— GOAL —
Type out every line below exactly as it reads.

— Data excerpts —
----
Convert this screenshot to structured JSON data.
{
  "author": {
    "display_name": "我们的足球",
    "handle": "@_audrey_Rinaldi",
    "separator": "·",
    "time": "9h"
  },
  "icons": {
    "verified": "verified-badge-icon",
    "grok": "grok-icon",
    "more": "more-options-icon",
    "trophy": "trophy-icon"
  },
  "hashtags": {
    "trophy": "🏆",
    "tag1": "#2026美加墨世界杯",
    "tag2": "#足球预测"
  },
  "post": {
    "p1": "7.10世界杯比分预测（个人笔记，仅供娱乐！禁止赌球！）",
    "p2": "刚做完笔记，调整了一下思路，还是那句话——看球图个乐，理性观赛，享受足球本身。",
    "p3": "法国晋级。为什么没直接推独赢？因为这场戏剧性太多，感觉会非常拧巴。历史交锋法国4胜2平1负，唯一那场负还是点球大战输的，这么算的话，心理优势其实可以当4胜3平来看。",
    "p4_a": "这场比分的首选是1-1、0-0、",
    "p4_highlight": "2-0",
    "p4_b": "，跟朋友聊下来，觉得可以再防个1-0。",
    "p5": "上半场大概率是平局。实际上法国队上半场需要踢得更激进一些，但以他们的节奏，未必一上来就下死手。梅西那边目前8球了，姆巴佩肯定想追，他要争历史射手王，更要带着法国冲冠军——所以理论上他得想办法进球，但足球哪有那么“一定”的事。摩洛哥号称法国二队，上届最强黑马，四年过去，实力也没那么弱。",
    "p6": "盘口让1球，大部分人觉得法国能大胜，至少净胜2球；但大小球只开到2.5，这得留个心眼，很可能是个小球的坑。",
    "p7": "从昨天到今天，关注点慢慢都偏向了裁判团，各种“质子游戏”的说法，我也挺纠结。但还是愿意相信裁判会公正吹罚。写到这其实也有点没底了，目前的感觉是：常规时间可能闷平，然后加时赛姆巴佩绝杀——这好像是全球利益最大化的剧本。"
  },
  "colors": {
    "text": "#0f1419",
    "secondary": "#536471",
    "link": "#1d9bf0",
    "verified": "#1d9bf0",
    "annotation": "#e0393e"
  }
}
----
— TASK RESULT —
Convert this screenshot to structured JSON data.
{
  "author": {
    "display_name": "我们的足球",
    "handle": "@_audrey_Rinaldi",
    "separator": "·",
    "time": "9h"
  },
  "icons": {
    "verified": "verified-badge-icon",
    "grok": "grok-icon",
    "more": "more-options-icon",
    "trophy": "trophy-icon"
  },
  "hashtags": {
    "trophy": "🏆",
    "tag1": "#2026美加墨世界杯",
    "tag2": "#足球预测"
  },
  "post": {
    "p1": "7.10世界杯比分预测（个人笔记，仅供娱乐！禁止赌球！）",
    "p2": "刚做完笔记，调整了一下思路，还是那句话——看球图个乐，理性观赛，享受足球本身。",
    "p3": "法国晋级。为什么没直接推独赢？因为这场戏剧性太多，感觉会非常拧巴。历史交锋法国4胜2平1负，唯一那场负还是点球大战输的，这么算的话，心理优势其实可以当4胜3平来看。",
    "p4_a": "这场比分的首选是1-1、0-0、",
    "p4_highlight": "2-0",
    "p4_b": "，跟朋友聊下来，觉得可以再防个1-0。",
    "p5": "上半场大概率是平局。实际上法国队上半场需要踢得更激进一些，但以他们的节奏，未必一上来就下死手。梅西那边目前8球了，姆巴佩肯定想追，他要争历史射手王，更要带着法国冲冠军——所以理论上他得想办法进球，但足球哪有那么“一定”的事。摩洛哥号称法国二队，上届最强黑马，四年过去，实力也没那么弱。",
    "p6": "盘口让1球，大部分人觉得法国能大胜，至少净胜2球；但大小球只开到2.5，这得留个心眼，很可能是个小球的坑。",
    "p7": "从昨天到今天，关注点慢慢都偏向了裁判团，各种“质子游戏”的说法，我也挺纠结。但还是愿意相信裁判会公正吹罚。写到这其实也有点没底了，目前的感觉是：常规时间可能闷平，然后加时赛姆巴佩绝杀——这好像是全球利益最大化的剧本。"
  },
  "colors": {
    "text": "#0f1419",
    "secondary": "#536471",
    "link": "#1d9bf0",
    "verified": "#1d9bf0",
    "annotation": "#e0393e"
  }
}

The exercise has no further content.